> EXERCISE DETAILS
Write the full listing out again, word for word, but omit the pictures.

== Segment start ==

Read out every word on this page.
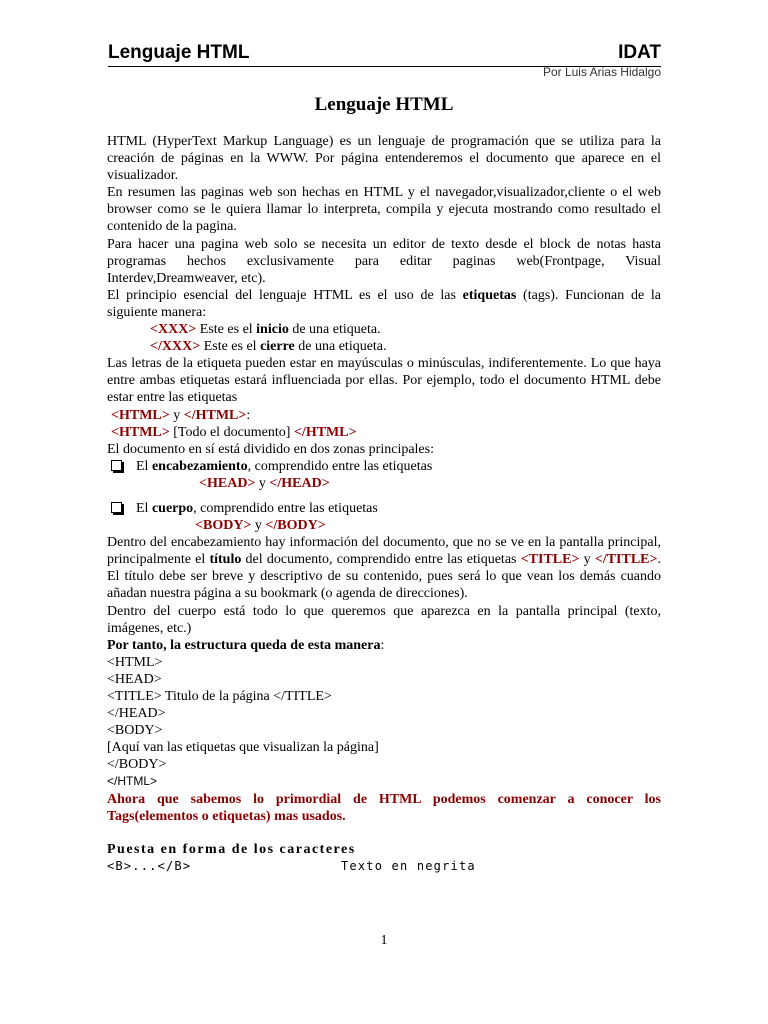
Lenguaje HTML	IDAT
Por Luis Arias Hidalgo
Lenguaje HTML

HTML (HyperText Markup Language) es un lenguaje de programación que se utiliza para la creación de páginas en la WWW. Por página entenderemos el documento que aparece en el visualizador.

En resumen las paginas web son hechas en HTML y el navegador,visualizador,cliente o el web browser como se le quiera llamar lo interpreta, compila y ejecuta mostrando como resultado el contenido de la pagina.

Para hacer una pagina web solo se necesita un editor de texto desde el block de notas hasta programas hechos exclusivamente para editar paginas web(Frontpage, Visual Interdev,Dreamweaver, etc).

El principio esencial del lenguaje HTML es el uso de las etiquetas (tags). Funcionan de la siguiente manera:

<XXX> Este es el inicio de una etiqueta.

</XXX> Este es el cierre de una etiqueta.

Las letras de la etiqueta pueden estar en mayúsculas o minúsculas, indiferentemente. Lo que haya entre ambas etiquetas estará influenciada por ellas. Por ejemplo, todo el documento HTML debe estar entre las etiquetas

<HTML> y </HTML>:

<HTML> [Todo el documento] </HTML>

El documento en sí está dividido en dos zonas principales:

El encabezamiento, comprendido entre las etiquetas

<HEAD> y </HEAD>

El cuerpo, comprendido entre las etiquetas

<BODY> y </BODY>

Dentro del encabezamiento hay información del documento, que no se ve en la pantalla principal, principalmente el título del documento, comprendido entre las etiquetas <TITLE> y </TITLE>. El título debe ser breve y descriptivo de su contenido, pues será lo que vean los demás cuando añadan nuestra página a su bookmark (o agenda de direcciones).

Dentro del cuerpo está todo lo que queremos que aparezca en la pantalla principal (texto, imágenes, etc.)

Por tanto, la estructura queda de esta manera:

<HTML>

<HEAD>

<TITLE> Titulo de la página </TITLE>

</HEAD>

<BODY>

[Aquí van las etiquetas que visualizan la página]

</BODY>

</HTML>

Ahora que sabemos lo primordial de HTML podemos comenzar a conocer los Tags(elementos o etiquetas) mas usados.

Puesta en forma de los caracteres

<B>...</B>	Texto en negrita
1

== Segment end ==

> SOLUTION TO THE PROBLEM
Read out every word on this page.
Lenguaje HTML	IDAT
Por Luis Arias Hidalgo
Lenguaje HTML

HTML (HyperText Markup Language) es un lenguaje de programación que se utiliza para la creación de páginas en la WWW. Por página entenderemos el documento que aparece en el visualizador.

En resumen las paginas web son hechas en HTML y el navegador,visualizador,cliente o el web browser como se le quiera llamar lo interpreta, compila y ejecuta mostrando como resultado el contenido de la pagina.

Para hacer una pagina web solo se necesita un editor de texto desde el block de notas hasta programas hechos exclusivamente para editar paginas web(Frontpage, Visual Interdev,Dreamweaver, etc).

El principio esencial del lenguaje HTML es el uso de las etiquetas (tags). Funcionan de la siguiente manera:

<XXX> Este es el inicio de una etiqueta.

</XXX> Este es el cierre de una etiqueta.

Las letras de la etiqueta pueden estar en mayúsculas o minúsculas, indiferentemente. Lo que haya entre ambas etiquetas estará influenciada por ellas. Por ejemplo, todo el documento HTML debe estar entre las etiquetas

<HTML> y </HTML>:

<HTML> [Todo el documento] </HTML>

El documento en sí está dividido en dos zonas principales:

El encabezamiento, comprendido entre las etiquetas

<HEAD> y </HEAD>

El cuerpo, comprendido entre las etiquetas

<BODY> y </BODY>

Dentro del encabezamiento hay información del documento, que no se ve en la pantalla principal, principalmente el título del documento, comprendido entre las etiquetas <TITLE> y </TITLE>. El título debe ser breve y descriptivo de su contenido, pues será lo que vean los demás cuando añadan nuestra página a su bookmark (o agenda de direcciones).

Dentro del cuerpo está todo lo que queremos que aparezca en la pantalla principal (texto, imágenes, etc.)

Por tanto, la estructura queda de esta manera:

<HTML>

<HEAD>

<TITLE> Titulo de la página </TITLE>

</HEAD>

<BODY>

[Aquí van las etiquetas que visualizan la página]

</BODY>

</HTML>

Ahora que sabemos lo primordial de HTML podemos comenzar a conocer los Tags(elementos o etiquetas) mas usados.

Puesta en forma de los caracteres

<B>...</B>	Texto en negrita
1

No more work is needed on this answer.